====== RECORD SET

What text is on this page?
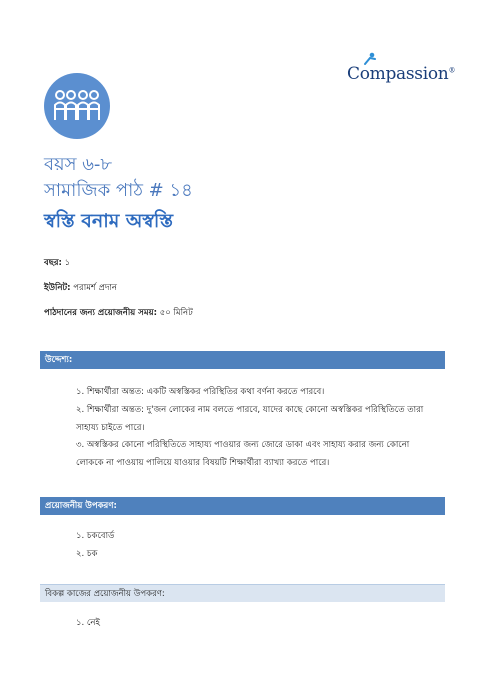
Compassion®
বয়স ৬-৮
সামাজিক পাঠ # ১৪
স্বস্তি বনাম অস্বস্তি
বছর: ১
ইউনিট: পরামর্শ প্রদান
পাঠদানের জন্য প্রয়োজনীয় সময়: ৫০ মিনিট
উদ্দেশ্য:
১. শিক্ষার্থীরা অন্তত: একটি অস্বস্তিকর পরিস্থিতির কথা বর্ণনা করতে পারবে।
২. শিক্ষার্থীরা অন্তত: দু'জন লোকের নাম বলতে পারবে, যাদের কাছে কোনো অস্বস্তিকর পরিস্থিতিতে তারা সাহায্য চাইতে পারে।
৩. অস্বস্তিকর কোনো পরিস্থিতিতে সাহায্য পাওয়ার জন্য জোরে ডাকা এবং সাহায্য করার জন্য কোনো লোককে না পাওয়ায় পালিয়ে যাওয়ার বিষয়টি শিক্ষার্থীরা ব্যাখ্যা করতে পারে।
প্রয়োজনীয় উপকরণ:
১. চকবোর্ড
২. চক
বিকল্প কাজের প্রয়োজনীয় উপকরণ:
১. নেই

============

> TASK INSTRUCTIONS:
Omit the pictures. Transcribe every record exactly.

> RESULT OF THE TASK:
What text is on this page?
Compassion®
বয়স ৬-৮
সামাজিক পাঠ # ১৪
স্বস্তি বনাম অস্বস্তি
বছর: ১
ইউনিট: পরামর্শ প্রদান
পাঠদানের জন্য প্রয়োজনীয় সময়: ৫০ মিনিট
উদ্দেশ্য:
১. শিক্ষার্থীরা অন্তত: একটি অস্বস্তিকর পরিস্থিতির কথা বর্ণনা করতে পারবে।
২. শিক্ষার্থীরা অন্তত: দু'জন লোকের নাম বলতে পারবে, যাদের কাছে কোনো অস্বস্তিকর পরিস্থিতিতে তারা সাহায্য চাইতে পারে।
৩. অস্বস্তিকর কোনো পরিস্থিতিতে সাহায্য পাওয়ার জন্য জোরে ডাকা এবং সাহায্য করার জন্য কোনো লোককে না পাওয়ায় পালিয়ে যাওয়ার বিষয়টি শিক্ষার্থীরা ব্যাখ্যা করতে পারে।
প্রয়োজনীয় উপকরণ:
১. চকবোর্ড
২. চক
বিকল্প কাজের প্রয়োজনীয় উপকরণ:
১. নেই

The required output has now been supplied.